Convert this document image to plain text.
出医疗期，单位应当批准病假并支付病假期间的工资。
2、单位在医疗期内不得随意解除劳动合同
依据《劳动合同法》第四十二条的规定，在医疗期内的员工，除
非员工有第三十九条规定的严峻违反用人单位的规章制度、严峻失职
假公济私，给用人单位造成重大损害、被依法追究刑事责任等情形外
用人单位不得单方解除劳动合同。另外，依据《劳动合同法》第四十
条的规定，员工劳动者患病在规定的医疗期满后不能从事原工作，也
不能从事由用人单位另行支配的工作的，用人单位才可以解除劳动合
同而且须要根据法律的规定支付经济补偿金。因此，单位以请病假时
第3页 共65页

──────────────────────────────

• **WHAT YOU NEED TO DO**
Every line above should be written out again exactly as it stands.

• **THE OUTPUT**
Convert this document image to plain text.
出医疗期，单位应当批准病假并支付病假期间的工资。
2、单位在医疗期内不得随意解除劳动合同
依据《劳动合同法》第四十二条的规定，在医疗期内的员工，除
非员工有第三十九条规定的严峻违反用人单位的规章制度、严峻失职
假公济私，给用人单位造成重大损害、被依法追究刑事责任等情形外
用人单位不得单方解除劳动合同。另外，依据《劳动合同法》第四十
条的规定，员工劳动者患病在规定的医疗期满后不能从事原工作，也
不能从事由用人单位另行支配的工作的，用人单位才可以解除劳动合
同而且须要根据法律的规定支付经济补偿金。因此，单位以请病假时
第3页 共65页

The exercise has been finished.